§ Exercise description
Output the data below in full, character for character.

─── Entries shown ───

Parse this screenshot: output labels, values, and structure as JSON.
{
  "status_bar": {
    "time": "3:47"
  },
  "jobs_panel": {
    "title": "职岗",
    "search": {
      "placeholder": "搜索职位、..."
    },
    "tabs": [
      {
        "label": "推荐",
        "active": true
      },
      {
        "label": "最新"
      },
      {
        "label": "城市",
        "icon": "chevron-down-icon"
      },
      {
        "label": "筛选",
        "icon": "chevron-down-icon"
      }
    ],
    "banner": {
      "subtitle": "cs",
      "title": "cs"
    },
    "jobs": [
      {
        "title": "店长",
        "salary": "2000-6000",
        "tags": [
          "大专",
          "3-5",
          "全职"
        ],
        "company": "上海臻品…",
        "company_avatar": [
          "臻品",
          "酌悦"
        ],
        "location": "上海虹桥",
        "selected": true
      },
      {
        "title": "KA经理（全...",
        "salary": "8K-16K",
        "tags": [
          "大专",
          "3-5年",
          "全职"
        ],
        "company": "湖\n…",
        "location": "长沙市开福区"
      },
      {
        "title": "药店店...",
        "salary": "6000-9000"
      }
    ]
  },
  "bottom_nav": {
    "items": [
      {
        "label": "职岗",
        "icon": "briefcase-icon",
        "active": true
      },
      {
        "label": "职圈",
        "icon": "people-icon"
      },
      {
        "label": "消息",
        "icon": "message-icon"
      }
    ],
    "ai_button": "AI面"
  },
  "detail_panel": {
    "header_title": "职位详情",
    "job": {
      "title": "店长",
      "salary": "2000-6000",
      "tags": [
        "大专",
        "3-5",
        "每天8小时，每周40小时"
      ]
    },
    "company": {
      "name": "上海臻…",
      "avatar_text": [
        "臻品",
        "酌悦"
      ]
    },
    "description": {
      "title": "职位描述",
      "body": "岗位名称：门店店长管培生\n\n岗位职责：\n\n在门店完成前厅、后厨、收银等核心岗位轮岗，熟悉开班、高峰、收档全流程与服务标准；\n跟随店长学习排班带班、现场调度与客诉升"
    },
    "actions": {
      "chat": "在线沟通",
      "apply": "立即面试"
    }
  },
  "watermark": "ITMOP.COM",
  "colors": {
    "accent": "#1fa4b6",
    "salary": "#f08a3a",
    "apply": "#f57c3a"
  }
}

───

§ Task output
Parse this screenshot: output labels, values, and structure as JSON.
{
  "status_bar": {
    "time": "3:47"
  },
  "jobs_panel": {
    "title": "职岗",
    "search": {
      "placeholder": "搜索职位、..."
    },
    "tabs": [
      {
        "label": "推荐",
        "active": true
      },
      {
        "label": "最新"
      },
      {
        "label": "城市",
        "icon": "chevron-down-icon"
      },
      {
        "label": "筛选",
        "icon": "chevron-down-icon"
      }
    ],
    "banner": {
      "subtitle": "cs",
      "title": "cs"
    },
    "jobs": [
      {
        "title": "店长",
        "salary": "2000-6000",
        "tags": [
          "大专",
          "3-5",
          "全职"
        ],
        "company": "上海臻品…",
        "company_avatar": [
          "臻品",
          "酌悦"
        ],
        "location": "上海虹桥",
        "selected": true
      },
      {
        "title": "KA经理（全...",
        "salary": "8K-16K",
        "tags": [
          "大专",
          "3-5年",
          "全职"
        ],
        "company": "湖\n…",
        "location": "长沙市开福区"
      },
      {
        "title": "药店店...",
        "salary": "6000-9000"
      }
    ]
  },
  "bottom_nav": {
    "items": [
      {
        "label": "职岗",
        "icon": "briefcase-icon",
        "active": true
      },
      {
        "label": "职圈",
        "icon": "people-icon"
      },
      {
        "label": "消息",
        "icon": "message-icon"
      }
    ],
    "ai_button": "AI面"
  },
  "detail_panel": {
    "header_title": "职位详情",
    "job": {
      "title": "店长",
      "salary": "2000-6000",
      "tags": [
        "大专",
        "3-5",
        "每天8小时，每周40小时"
      ]
    },
    "company": {
      "name": "上海臻…",
      "avatar_text": [
        "臻品",
        "酌悦"
      ]
    },
    "description": {
      "title": "职位描述",
      "body": "岗位名称：门店店长管培生\n\n岗位职责：\n\n在门店完成前厅、后厨、收银等核心岗位轮岗，熟悉开班、高峰、收档全流程与服务标准；\n跟随店长学习排班带班、现场调度与客诉升"
    },
    "actions": {
      "chat": "在线沟通",
      "apply": "立即面试"
    }
  },
  "watermark": "ITMOP.COM",
  "colors": {
    "accent": "#1fa4b6",
    "salary": "#f08a3a",
    "apply": "#f57c3a"
  }
}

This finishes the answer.